Data for the task ::
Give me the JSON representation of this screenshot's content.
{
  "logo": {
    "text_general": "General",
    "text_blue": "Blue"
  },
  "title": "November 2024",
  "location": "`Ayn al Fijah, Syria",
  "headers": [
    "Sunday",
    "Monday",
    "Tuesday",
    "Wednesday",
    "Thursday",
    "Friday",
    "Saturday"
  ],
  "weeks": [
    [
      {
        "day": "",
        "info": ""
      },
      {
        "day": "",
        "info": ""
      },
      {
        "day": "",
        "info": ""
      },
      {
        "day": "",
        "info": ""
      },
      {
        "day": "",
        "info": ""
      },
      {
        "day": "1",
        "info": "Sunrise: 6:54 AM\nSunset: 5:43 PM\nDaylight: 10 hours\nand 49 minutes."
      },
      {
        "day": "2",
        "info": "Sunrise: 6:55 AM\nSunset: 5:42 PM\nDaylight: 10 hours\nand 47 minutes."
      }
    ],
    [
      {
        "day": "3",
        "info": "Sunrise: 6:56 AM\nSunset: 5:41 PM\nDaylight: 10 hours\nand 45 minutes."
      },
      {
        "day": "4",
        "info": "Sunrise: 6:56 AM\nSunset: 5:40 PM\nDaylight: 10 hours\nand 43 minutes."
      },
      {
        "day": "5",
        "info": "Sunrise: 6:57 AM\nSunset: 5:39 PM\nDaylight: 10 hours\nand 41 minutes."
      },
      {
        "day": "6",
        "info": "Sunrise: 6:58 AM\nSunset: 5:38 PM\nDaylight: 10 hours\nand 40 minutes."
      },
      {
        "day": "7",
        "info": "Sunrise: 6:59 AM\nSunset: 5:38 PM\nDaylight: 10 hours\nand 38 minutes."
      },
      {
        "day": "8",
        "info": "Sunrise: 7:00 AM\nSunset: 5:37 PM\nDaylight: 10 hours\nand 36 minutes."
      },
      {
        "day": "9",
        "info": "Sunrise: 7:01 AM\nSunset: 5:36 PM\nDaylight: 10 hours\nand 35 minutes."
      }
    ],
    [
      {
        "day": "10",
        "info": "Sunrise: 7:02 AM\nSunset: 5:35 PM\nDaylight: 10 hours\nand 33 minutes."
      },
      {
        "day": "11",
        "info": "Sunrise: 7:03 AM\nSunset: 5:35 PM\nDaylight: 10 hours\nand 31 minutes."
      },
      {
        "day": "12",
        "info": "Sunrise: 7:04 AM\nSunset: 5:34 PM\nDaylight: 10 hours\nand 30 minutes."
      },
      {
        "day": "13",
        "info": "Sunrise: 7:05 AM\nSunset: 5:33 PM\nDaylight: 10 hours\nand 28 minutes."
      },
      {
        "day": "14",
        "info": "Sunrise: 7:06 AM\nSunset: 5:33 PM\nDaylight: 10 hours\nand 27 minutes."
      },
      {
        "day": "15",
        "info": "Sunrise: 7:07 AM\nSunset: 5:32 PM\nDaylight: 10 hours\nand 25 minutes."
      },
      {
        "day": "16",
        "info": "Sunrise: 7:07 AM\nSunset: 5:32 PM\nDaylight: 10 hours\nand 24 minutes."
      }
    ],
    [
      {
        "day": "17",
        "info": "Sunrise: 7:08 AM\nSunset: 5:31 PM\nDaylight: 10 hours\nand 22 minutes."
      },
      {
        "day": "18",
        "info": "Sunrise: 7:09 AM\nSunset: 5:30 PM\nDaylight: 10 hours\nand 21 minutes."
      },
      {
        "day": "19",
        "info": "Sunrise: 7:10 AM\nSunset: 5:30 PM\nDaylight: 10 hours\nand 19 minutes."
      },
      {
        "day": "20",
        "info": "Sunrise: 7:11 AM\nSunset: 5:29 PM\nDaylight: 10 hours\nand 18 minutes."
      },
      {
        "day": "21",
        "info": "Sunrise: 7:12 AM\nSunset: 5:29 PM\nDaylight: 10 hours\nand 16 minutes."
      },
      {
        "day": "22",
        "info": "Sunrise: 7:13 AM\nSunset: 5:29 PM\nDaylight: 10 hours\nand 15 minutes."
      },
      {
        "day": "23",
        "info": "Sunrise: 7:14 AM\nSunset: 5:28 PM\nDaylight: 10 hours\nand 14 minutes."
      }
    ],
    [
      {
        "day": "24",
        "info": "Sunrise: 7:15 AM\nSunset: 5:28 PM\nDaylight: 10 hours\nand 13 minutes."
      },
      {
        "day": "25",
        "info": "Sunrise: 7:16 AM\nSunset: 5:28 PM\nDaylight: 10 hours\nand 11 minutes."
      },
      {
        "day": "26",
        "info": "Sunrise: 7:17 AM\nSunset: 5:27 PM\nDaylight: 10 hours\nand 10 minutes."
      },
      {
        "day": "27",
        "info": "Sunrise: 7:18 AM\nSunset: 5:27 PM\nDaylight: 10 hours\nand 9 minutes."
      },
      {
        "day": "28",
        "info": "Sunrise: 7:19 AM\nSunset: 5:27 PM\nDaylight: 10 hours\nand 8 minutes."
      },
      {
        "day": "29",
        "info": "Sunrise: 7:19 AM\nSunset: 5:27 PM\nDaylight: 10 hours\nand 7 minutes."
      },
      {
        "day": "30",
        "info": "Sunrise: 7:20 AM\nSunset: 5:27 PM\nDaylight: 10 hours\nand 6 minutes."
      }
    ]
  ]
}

Written request :: Write the data back out verbatim.

Response ::
Give me the JSON representation of this screenshot's content.
{
  "logo": {
    "text_general": "General",
    "text_blue": "Blue"
  },
  "title": "November 2024",
  "location": "`Ayn al Fijah, Syria",
  "headers": [
    "Sunday",
    "Monday",
    "Tuesday",
    "Wednesday",
    "Thursday",
    "Friday",
    "Saturday"
  ],
  "weeks": [
    [
      {
        "day": "",
        "info": ""
      },
      {
        "day": "",
        "info": ""
      },
      {
        "day": "",
        "info": ""
      },
      {
        "day": "",
        "info": ""
      },
      {
        "day": "",
        "info": ""
      },
      {
        "day": "1",
        "info": "Sunrise: 6:54 AM\nSunset: 5:43 PM\nDaylight: 10 hours\nand 49 minutes."
      },
      {
        "day": "2",
        "info": "Sunrise: 6:55 AM\nSunset: 5:42 PM\nDaylight: 10 hours\nand 47 minutes."
      }
    ],
    [
      {
        "day": "3",
        "info": "Sunrise: 6:56 AM\nSunset: 5:41 PM\nDaylight: 10 hours\nand 45 minutes."
      },
      {
        "day": "4",
        "info": "Sunrise: 6:56 AM\nSunset: 5:40 PM\nDaylight: 10 hours\nand 43 minutes."
      },
      {
        "day": "5",
        "info": "Sunrise: 6:57 AM\nSunset: 5:39 PM\nDaylight: 10 hours\nand 41 minutes."
      },
      {
        "day": "6",
        "info": "Sunrise: 6:58 AM\nSunset: 5:38 PM\nDaylight: 10 hours\nand 40 minutes."
      },
      {
        "day": "7",
        "info": "Sunrise: 6:59 AM\nSunset: 5:38 PM\nDaylight: 10 hours\nand 38 minutes."
      },
      {
        "day": "8",
        "info": "Sunrise: 7:00 AM\nSunset: 5:37 PM\nDaylight: 10 hours\nand 36 minutes."
      },
      {
        "day": "9",
        "info": "Sunrise: 7:01 AM\nSunset: 5:36 PM\nDaylight: 10 hours\nand 35 minutes."
      }
    ],
    [
      {
        "day": "10",
        "info": "Sunrise: 7:02 AM\nSunset: 5:35 PM\nDaylight: 10 hours\nand 33 minutes."
      },
      {
        "day": "11",
        "info": "Sunrise: 7:03 AM\nSunset: 5:35 PM\nDaylight: 10 hours\nand 31 minutes."
      },
      {
        "day": "12",
        "info": "Sunrise: 7:04 AM\nSunset: 5:34 PM\nDaylight: 10 hours\nand 30 minutes."
      },
      {
        "day": "13",
        "info": "Sunrise: 7:05 AM\nSunset: 5:33 PM\nDaylight: 10 hours\nand 28 minutes."
      },
      {
        "day": "14",
        "info": "Sunrise: 7:06 AM\nSunset: 5:33 PM\nDaylight: 10 hours\nand 27 minutes."
      },
      {
        "day": "15",
        "info": "Sunrise: 7:07 AM\nSunset: 5:32 PM\nDaylight: 10 hours\nand 25 minutes."
      },
      {
        "day": "16",
        "info": "Sunrise: 7:07 AM\nSunset: 5:32 PM\nDaylight: 10 hours\nand 24 minutes."
      }
    ],
    [
      {
        "day": "17",
        "info": "Sunrise: 7:08 AM\nSunset: 5:31 PM\nDaylight: 10 hours\nand 22 minutes."
      },
      {
        "day": "18",
        "info": "Sunrise: 7:09 AM\nSunset: 5:30 PM\nDaylight: 10 hours\nand 21 minutes."
      },
      {
        "day": "19",
        "info": "Sunrise: 7:10 AM\nSunset: 5:30 PM\nDaylight: 10 hours\nand 19 minutes."
      },
      {
        "day": "20",
        "info": "Sunrise: 7:11 AM\nSunset: 5:29 PM\nDaylight: 10 hours\nand 18 minutes."
      },
      {
        "day": "21",
        "info": "Sunrise: 7:12 AM\nSunset: 5:29 PM\nDaylight: 10 hours\nand 16 minutes."
      },
      {
        "day": "22",
        "info": "Sunrise: 7:13 AM\nSunset: 5:29 PM\nDaylight: 10 hours\nand 15 minutes."
      },
      {
        "day": "23",
        "info": "Sunrise: 7:14 AM\nSunset: 5:28 PM\nDaylight: 10 hours\nand 14 minutes."
      }
    ],
    [
      {
        "day": "24",
        "info": "Sunrise: 7:15 AM\nSunset: 5:28 PM\nDaylight: 10 hours\nand 13 minutes."
      },
      {
        "day": "25",
        "info": "Sunrise: 7:16 AM\nSunset: 5:28 PM\nDaylight: 10 hours\nand 11 minutes."
      },
      {
        "day": "26",
        "info": "Sunrise: 7:17 AM\nSunset: 5:27 PM\nDaylight: 10 hours\nand 10 minutes."
      },
      {
        "day": "27",
        "info": "Sunrise: 7:18 AM\nSunset: 5:27 PM\nDaylight: 10 hours\nand 9 minutes."
      },
      {
        "day": "28",
        "info": "Sunrise: 7:19 AM\nSunset: 5:27 PM\nDaylight: 10 hours\nand 8 minutes."
      },
      {
        "day": "29",
        "info": "Sunrise: 7:19 AM\nSunset: 5:27 PM\nDaylight: 10 hours\nand 7 minutes."
      },
      {
        "day": "30",
        "info": "Sunrise: 7:20 AM\nSunset: 5:27 PM\nDaylight: 10 hours\nand 6 minutes."
      }
    ]
  ]
}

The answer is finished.